## START
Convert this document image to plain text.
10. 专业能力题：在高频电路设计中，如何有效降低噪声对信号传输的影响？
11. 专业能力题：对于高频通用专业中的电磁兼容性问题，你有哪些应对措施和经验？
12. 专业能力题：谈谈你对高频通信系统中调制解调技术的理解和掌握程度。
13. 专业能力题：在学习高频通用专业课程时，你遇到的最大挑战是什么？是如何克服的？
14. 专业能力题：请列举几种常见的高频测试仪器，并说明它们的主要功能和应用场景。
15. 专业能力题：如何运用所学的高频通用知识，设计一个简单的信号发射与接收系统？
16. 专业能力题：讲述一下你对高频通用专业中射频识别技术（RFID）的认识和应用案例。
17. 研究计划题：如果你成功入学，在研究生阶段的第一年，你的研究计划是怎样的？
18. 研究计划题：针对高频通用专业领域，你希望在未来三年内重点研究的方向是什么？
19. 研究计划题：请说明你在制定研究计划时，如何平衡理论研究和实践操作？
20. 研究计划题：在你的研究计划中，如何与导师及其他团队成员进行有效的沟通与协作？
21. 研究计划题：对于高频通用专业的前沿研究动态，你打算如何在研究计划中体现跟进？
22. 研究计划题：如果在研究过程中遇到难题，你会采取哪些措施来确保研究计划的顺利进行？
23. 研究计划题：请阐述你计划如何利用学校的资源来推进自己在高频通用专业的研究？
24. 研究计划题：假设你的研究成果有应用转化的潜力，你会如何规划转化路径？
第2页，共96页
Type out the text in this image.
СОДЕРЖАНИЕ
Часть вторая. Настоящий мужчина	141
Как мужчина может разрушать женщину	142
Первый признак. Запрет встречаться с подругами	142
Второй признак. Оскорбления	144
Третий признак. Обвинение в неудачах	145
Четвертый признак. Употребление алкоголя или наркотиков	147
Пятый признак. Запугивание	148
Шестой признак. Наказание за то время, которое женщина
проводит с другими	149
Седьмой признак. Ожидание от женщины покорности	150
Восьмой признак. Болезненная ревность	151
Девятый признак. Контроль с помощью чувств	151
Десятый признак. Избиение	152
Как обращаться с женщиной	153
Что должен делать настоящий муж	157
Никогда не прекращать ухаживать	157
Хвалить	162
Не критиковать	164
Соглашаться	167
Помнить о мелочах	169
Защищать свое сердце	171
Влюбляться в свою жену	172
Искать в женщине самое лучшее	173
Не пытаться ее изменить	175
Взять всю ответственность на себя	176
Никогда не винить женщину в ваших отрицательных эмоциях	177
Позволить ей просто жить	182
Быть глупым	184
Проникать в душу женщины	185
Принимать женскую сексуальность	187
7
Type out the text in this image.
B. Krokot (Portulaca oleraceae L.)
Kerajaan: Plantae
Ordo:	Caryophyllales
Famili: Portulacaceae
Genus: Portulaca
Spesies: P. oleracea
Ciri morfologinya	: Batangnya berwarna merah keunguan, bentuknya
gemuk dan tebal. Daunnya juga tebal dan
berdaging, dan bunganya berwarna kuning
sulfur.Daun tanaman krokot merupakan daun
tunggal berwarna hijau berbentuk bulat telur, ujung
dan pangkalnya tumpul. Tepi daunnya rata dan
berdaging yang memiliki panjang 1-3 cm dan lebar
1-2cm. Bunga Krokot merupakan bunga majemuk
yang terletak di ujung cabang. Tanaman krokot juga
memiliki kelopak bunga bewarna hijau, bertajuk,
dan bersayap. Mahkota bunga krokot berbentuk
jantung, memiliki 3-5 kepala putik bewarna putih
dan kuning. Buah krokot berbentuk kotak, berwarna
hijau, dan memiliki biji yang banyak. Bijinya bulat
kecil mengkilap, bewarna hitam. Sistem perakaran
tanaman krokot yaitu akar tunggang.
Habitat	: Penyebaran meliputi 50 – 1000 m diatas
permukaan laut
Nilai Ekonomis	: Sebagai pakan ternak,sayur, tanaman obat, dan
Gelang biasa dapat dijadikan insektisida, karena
## END
Pull out every line in the material above where "merupakan" occurs.

**EXERCISE SOLUTION**
sulfur.Daun tanaman krokot merupakan daun
1-2cm. Bunga Krokot merupakan bunga majemuk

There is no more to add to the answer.